Extract every row below verbatim and leave the pictures out.
START ENTRIES SHOWN
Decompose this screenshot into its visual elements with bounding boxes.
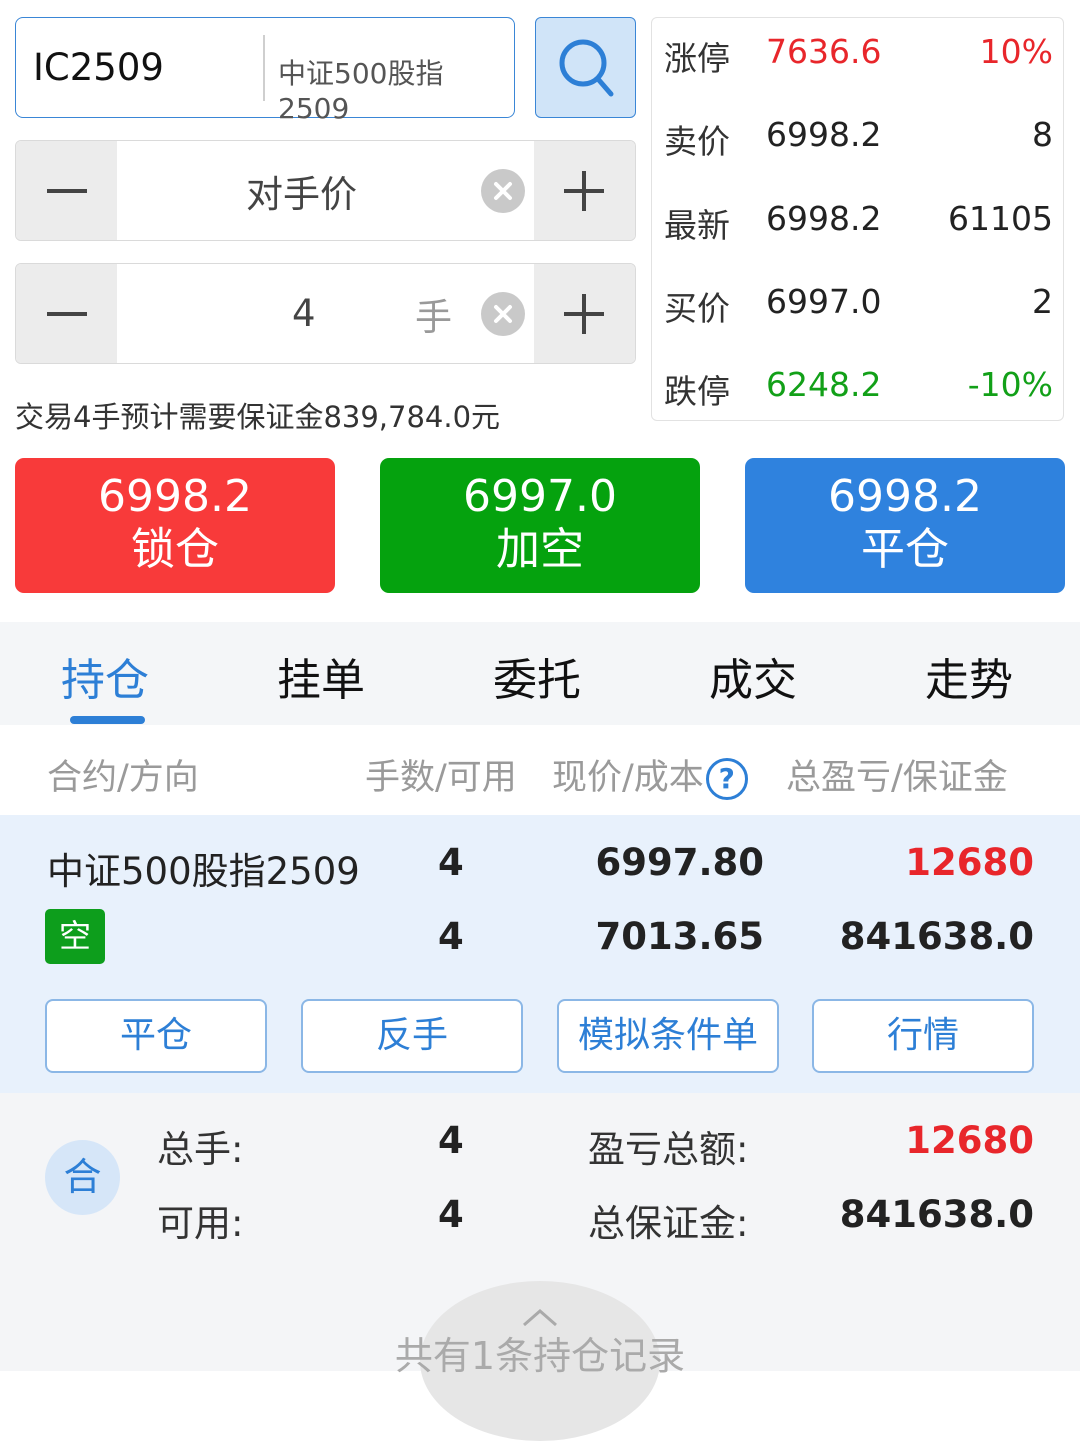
quote-row-limit-down: 跌停 6248.2 -10% bbox=[652, 365, 1063, 425]
close-price: 6998.2 bbox=[828, 471, 982, 522]
close-icon bbox=[494, 305, 512, 323]
quote-extra: 8 bbox=[1032, 115, 1053, 154]
position-lots: 4 bbox=[438, 841, 464, 884]
quantity-unit: 手 bbox=[415, 295, 452, 339]
quantity-decrease-button[interactable] bbox=[16, 264, 117, 363]
minus-icon bbox=[46, 188, 87, 193]
col-lots: 手数/可用 bbox=[365, 758, 517, 798]
summary-badge: 合 bbox=[45, 1140, 120, 1215]
add-short-button[interactable]: 6997.0 加空 bbox=[380, 458, 700, 593]
position-current-price: 6997.80 bbox=[595, 841, 764, 884]
close-label: 平仓 bbox=[861, 524, 949, 575]
lock-label: 锁仓 bbox=[131, 524, 219, 575]
help-icon[interactable]: ? bbox=[705, 758, 748, 800]
close-position-button[interactable]: 6998.2 平仓 bbox=[745, 458, 1065, 593]
col-price: 现价/成本? bbox=[552, 749, 748, 800]
reverse-position-button[interactable]: 反手 bbox=[301, 999, 523, 1073]
direction-badge: 空 bbox=[45, 909, 105, 964]
divider bbox=[263, 35, 265, 101]
lock-position-button[interactable]: 6998.2 锁仓 bbox=[15, 458, 335, 593]
quote-panel: 涨停 7636.6 10% 卖价 6998.2 8 最新 6998.2 6110… bbox=[651, 17, 1064, 421]
minus-icon bbox=[46, 311, 87, 316]
quote-label: 最新 bbox=[664, 206, 730, 245]
quantity-stepper[interactable]: 4 手 bbox=[15, 263, 636, 364]
total-lots-label: 总手: bbox=[157, 1128, 244, 1171]
quantity-increase-button[interactable] bbox=[534, 264, 635, 363]
quantity-clear-button[interactable] bbox=[481, 292, 525, 336]
close-icon bbox=[494, 182, 512, 200]
contract-name: 中证500股指2509 bbox=[278, 57, 444, 125]
price-stepper[interactable]: 对手价 bbox=[15, 140, 636, 241]
quote-price[interactable]: 6998.2 bbox=[766, 199, 881, 238]
conditional-order-button[interactable]: 模拟条件单 bbox=[557, 999, 779, 1073]
position-pnl: 12680 bbox=[905, 841, 1034, 884]
tab-positions[interactable]: 持仓 bbox=[61, 644, 149, 708]
position-available: 4 bbox=[438, 915, 464, 958]
total-lots-value: 4 bbox=[438, 1119, 464, 1162]
quote-price[interactable]: 6248.2 bbox=[766, 365, 881, 404]
available-value: 4 bbox=[438, 1193, 464, 1236]
position-summary: 合 总手: 可用: 4 4 盈亏总额: 总保证金: 12680 841638.0… bbox=[0, 1093, 1080, 1441]
quote-extra: 10% bbox=[979, 32, 1053, 71]
quote-label: 涨停 bbox=[664, 39, 730, 78]
quote-label: 买价 bbox=[664, 289, 730, 328]
quote-price[interactable]: 6997.0 bbox=[766, 282, 881, 321]
tab-orders[interactable]: 委托 bbox=[493, 644, 581, 708]
quote-row-ask: 卖价 6998.2 8 bbox=[652, 115, 1063, 175]
quantity-field[interactable]: 4 bbox=[292, 264, 316, 363]
tab-trades[interactable]: 成交 bbox=[709, 644, 797, 708]
tab-pending-orders[interactable]: 挂单 bbox=[277, 644, 365, 708]
margin-total-value: 841638.0 bbox=[839, 1193, 1034, 1236]
col-contract: 合约/方向 bbox=[47, 758, 199, 798]
quote-row-last: 最新 6998.2 61105 bbox=[652, 199, 1063, 259]
quote-row-limit-up: 涨停 7636.6 10% bbox=[652, 32, 1063, 92]
position-cost: 7013.65 bbox=[595, 915, 764, 958]
quote-label: 卖价 bbox=[664, 122, 730, 161]
quote-row-bid: 买价 6997.0 2 bbox=[652, 282, 1063, 342]
column-header: 合约/方向 手数/可用 现价/成本? 总盈亏/保证金 bbox=[0, 725, 1080, 815]
position-contract-name: 中证500股指2509 bbox=[47, 850, 360, 893]
price-increase-button[interactable] bbox=[534, 141, 635, 240]
short-price: 6997.0 bbox=[463, 471, 617, 522]
quote-label: 跌停 bbox=[664, 372, 730, 411]
active-tab-indicator bbox=[70, 716, 145, 724]
record-count: 共有1条持仓记录 bbox=[394, 1334, 686, 1378]
quote-price[interactable]: 7636.6 bbox=[766, 32, 881, 71]
margin-total-label: 总保证金: bbox=[588, 1202, 749, 1245]
quote-extra: -10% bbox=[967, 365, 1053, 404]
price-clear-button[interactable] bbox=[481, 169, 525, 213]
col-price-label: 现价/成本 bbox=[552, 758, 704, 798]
pnl-total-label: 盈亏总额: bbox=[588, 1128, 749, 1171]
quote-extra: 61105 bbox=[948, 199, 1053, 238]
close-position-op-button[interactable]: 平仓 bbox=[45, 999, 267, 1073]
search-icon bbox=[559, 39, 613, 96]
price-type-field[interactable]: 对手价 bbox=[246, 141, 357, 240]
available-label: 可用: bbox=[157, 1202, 244, 1245]
market-quote-button[interactable]: 行情 bbox=[812, 999, 1034, 1073]
lock-price: 6998.2 bbox=[98, 471, 252, 522]
pnl-total-value: 12680 bbox=[905, 1119, 1034, 1162]
quote-price[interactable]: 6998.2 bbox=[766, 115, 881, 154]
margin-estimate: 交易4手预计需要保证金839,784.0元 bbox=[15, 400, 501, 434]
contract-input[interactable]: IC2509 中证500股指2509 bbox=[15, 17, 515, 125]
col-pnl: 总盈亏/保证金 bbox=[786, 758, 1008, 798]
tab-bar: 持仓 挂单 委托 成交 走势 bbox=[0, 622, 1080, 725]
price-decrease-button[interactable] bbox=[16, 141, 117, 240]
position-row[interactable]: 中证500股指2509 空 4 4 6997.80 7013.65 12680 … bbox=[0, 815, 1080, 1093]
position-margin: 841638.0 bbox=[839, 915, 1034, 958]
quote-extra: 2 bbox=[1032, 282, 1053, 321]
tab-trend[interactable]: 走势 bbox=[925, 644, 1013, 708]
short-label: 加空 bbox=[496, 524, 584, 575]
contract-code[interactable]: IC2509 bbox=[33, 46, 164, 89]
search-button[interactable] bbox=[535, 17, 636, 118]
END ENTRIES SHOWN
■ FULL ANSWER:
Decompose this screenshot into its visual elements with bounding boxes.
quote-row-limit-down: 跌停 6248.2 -10% bbox=[652, 365, 1063, 425]
close-price: 6998.2 bbox=[828, 471, 982, 522]
close-icon bbox=[494, 305, 512, 323]
quote-extra: 8 bbox=[1032, 115, 1053, 154]
position-lots: 4 bbox=[438, 841, 464, 884]
quantity-unit: 手 bbox=[415, 295, 452, 339]
quantity-decrease-button[interactable] bbox=[16, 264, 117, 363]
minus-icon bbox=[46, 188, 87, 193]
col-lots: 手数/可用 bbox=[365, 758, 517, 798]
summary-badge: 合 bbox=[45, 1140, 120, 1215]
add-short-button[interactable]: 6997.0 加空 bbox=[380, 458, 700, 593]
position-current-price: 6997.80 bbox=[595, 841, 764, 884]
close-label: 平仓 bbox=[861, 524, 949, 575]
lock-label: 锁仓 bbox=[131, 524, 219, 575]
help-icon[interactable]: ? bbox=[705, 758, 748, 800]
close-position-button[interactable]: 6998.2 平仓 bbox=[745, 458, 1065, 593]
col-price: 现价/成本? bbox=[552, 749, 748, 800]
reverse-position-button[interactable]: 反手 bbox=[301, 999, 523, 1073]
direction-badge: 空 bbox=[45, 909, 105, 964]
divider bbox=[263, 35, 265, 101]
lock-position-button[interactable]: 6998.2 锁仓 bbox=[15, 458, 335, 593]
quote-panel: 涨停 7636.6 10% 卖价 6998.2 8 最新 6998.2 6110… bbox=[651, 17, 1064, 421]
minus-icon bbox=[46, 311, 87, 316]
quote-label: 最新 bbox=[664, 206, 730, 245]
quantity-stepper[interactable]: 4 手 bbox=[15, 263, 636, 364]
total-lots-label: 总手: bbox=[157, 1128, 244, 1171]
quantity-increase-button[interactable] bbox=[534, 264, 635, 363]
quantity-clear-button[interactable] bbox=[481, 292, 525, 336]
close-icon bbox=[494, 182, 512, 200]
contract-name: 中证500股指2509 bbox=[278, 57, 444, 125]
price-stepper[interactable]: 对手价 bbox=[15, 140, 636, 241]
quote-price[interactable]: 6998.2 bbox=[766, 199, 881, 238]
conditional-order-button[interactable]: 模拟条件单 bbox=[557, 999, 779, 1073]
position-pnl: 12680 bbox=[905, 841, 1034, 884]
tab-positions[interactable]: 持仓 bbox=[61, 644, 149, 708]
position-available: 4 bbox=[438, 915, 464, 958]
total-lots-value: 4 bbox=[438, 1119, 464, 1162]
quote-price[interactable]: 6248.2 bbox=[766, 365, 881, 404]
available-value: 4 bbox=[438, 1193, 464, 1236]
position-summary: 合 总手: 可用: 4 4 盈亏总额: 总保证金: 12680 841638.0… bbox=[0, 1093, 1080, 1441]
quote-extra: 10% bbox=[979, 32, 1053, 71]
quote-label: 涨停 bbox=[664, 39, 730, 78]
quote-label: 买价 bbox=[664, 289, 730, 328]
quote-price[interactable]: 6997.0 bbox=[766, 282, 881, 321]
tab-orders[interactable]: 委托 bbox=[493, 644, 581, 708]
quote-row-ask: 卖价 6998.2 8 bbox=[652, 115, 1063, 175]
quantity-field[interactable]: 4 bbox=[292, 264, 316, 363]
tab-trades[interactable]: 成交 bbox=[709, 644, 797, 708]
tab-pending-orders[interactable]: 挂单 bbox=[277, 644, 365, 708]
margin-total-value: 841638.0 bbox=[839, 1193, 1034, 1236]
col-contract: 合约/方向 bbox=[47, 758, 199, 798]
quote-row-last: 最新 6998.2 61105 bbox=[652, 199, 1063, 259]
quote-row-limit-up: 涨停 7636.6 10% bbox=[652, 32, 1063, 92]
position-cost: 7013.65 bbox=[595, 915, 764, 958]
quote-label: 卖价 bbox=[664, 122, 730, 161]
quote-row-bid: 买价 6997.0 2 bbox=[652, 282, 1063, 342]
column-header: 合约/方向 手数/可用 现价/成本? 总盈亏/保证金 bbox=[0, 725, 1080, 815]
position-contract-name: 中证500股指2509 bbox=[47, 850, 360, 893]
price-increase-button[interactable] bbox=[534, 141, 635, 240]
short-price: 6997.0 bbox=[463, 471, 617, 522]
quote-label: 跌停 bbox=[664, 372, 730, 411]
active-tab-indicator bbox=[70, 716, 145, 724]
record-count: 共有1条持仓记录 bbox=[394, 1334, 686, 1378]
quote-price[interactable]: 7636.6 bbox=[766, 32, 881, 71]
margin-total-label: 总保证金: bbox=[588, 1202, 749, 1245]
quote-extra: -10% bbox=[967, 365, 1053, 404]
price-clear-button[interactable] bbox=[481, 169, 525, 213]
col-price-label: 现价/成本 bbox=[552, 758, 704, 798]
pnl-total-label: 盈亏总额: bbox=[588, 1128, 749, 1171]
quote-extra: 61105 bbox=[948, 199, 1053, 238]
close-position-op-button[interactable]: 平仓 bbox=[45, 999, 267, 1073]
search-icon bbox=[559, 39, 613, 96]
price-type-field[interactable]: 对手价 bbox=[246, 141, 357, 240]
available-label: 可用: bbox=[157, 1202, 244, 1245]
market-quote-button[interactable]: 行情 bbox=[812, 999, 1034, 1073]
lock-price: 6998.2 bbox=[98, 471, 252, 522]
pnl-total-value: 12680 bbox=[905, 1119, 1034, 1162]
quote-price[interactable]: 6998.2 bbox=[766, 115, 881, 154]
margin-estimate: 交易4手预计需要保证金839,784.0元 bbox=[15, 400, 501, 434]
contract-input[interactable]: IC2509 中证500股指2509 bbox=[15, 17, 515, 125]
col-pnl: 总盈亏/保证金 bbox=[786, 758, 1008, 798]
tab-bar: 持仓 挂单 委托 成交 走势 bbox=[0, 622, 1080, 725]
price-decrease-button[interactable] bbox=[16, 141, 117, 240]
position-row[interactable]: 中证500股指2509 空 4 4 6997.80 7013.65 12680 … bbox=[0, 815, 1080, 1093]
position-margin: 841638.0 bbox=[839, 915, 1034, 958]
quote-extra: 2 bbox=[1032, 282, 1053, 321]
tab-trend[interactable]: 走势 bbox=[925, 644, 1013, 708]
short-label: 加空 bbox=[496, 524, 584, 575]
contract-code[interactable]: IC2509 bbox=[33, 46, 164, 89]
search-button[interactable] bbox=[535, 17, 636, 118]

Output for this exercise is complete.